Exercise requirements:
Which lines hold the word "ARROYO"? Copy each one.

Task material:
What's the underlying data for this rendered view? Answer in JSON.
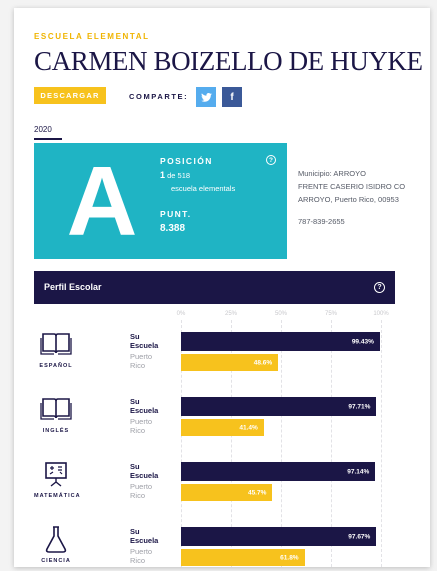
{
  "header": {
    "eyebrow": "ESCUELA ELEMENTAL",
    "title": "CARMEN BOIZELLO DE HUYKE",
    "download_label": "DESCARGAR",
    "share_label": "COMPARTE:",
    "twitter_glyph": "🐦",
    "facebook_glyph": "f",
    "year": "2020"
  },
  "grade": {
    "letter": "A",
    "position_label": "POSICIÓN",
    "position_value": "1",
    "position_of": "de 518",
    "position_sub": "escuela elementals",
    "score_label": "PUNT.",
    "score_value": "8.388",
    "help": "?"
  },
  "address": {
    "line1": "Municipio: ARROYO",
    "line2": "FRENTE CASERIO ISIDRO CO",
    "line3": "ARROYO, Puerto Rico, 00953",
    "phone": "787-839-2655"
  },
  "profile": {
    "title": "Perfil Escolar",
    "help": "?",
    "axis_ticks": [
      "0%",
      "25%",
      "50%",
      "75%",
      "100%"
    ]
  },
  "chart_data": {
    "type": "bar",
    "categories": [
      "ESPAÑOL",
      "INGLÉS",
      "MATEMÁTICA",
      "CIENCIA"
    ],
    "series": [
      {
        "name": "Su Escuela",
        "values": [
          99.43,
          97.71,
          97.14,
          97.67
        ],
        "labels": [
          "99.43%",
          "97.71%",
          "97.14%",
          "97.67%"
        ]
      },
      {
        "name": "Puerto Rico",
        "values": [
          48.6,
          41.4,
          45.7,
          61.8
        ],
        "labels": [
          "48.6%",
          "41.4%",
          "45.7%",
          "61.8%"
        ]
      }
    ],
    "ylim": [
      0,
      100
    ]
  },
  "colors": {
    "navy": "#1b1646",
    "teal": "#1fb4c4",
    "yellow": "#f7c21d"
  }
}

The response:
    "line1": "Municipio: ARROYO",
    "line3": "ARROYO, Puerto Rico, 00953",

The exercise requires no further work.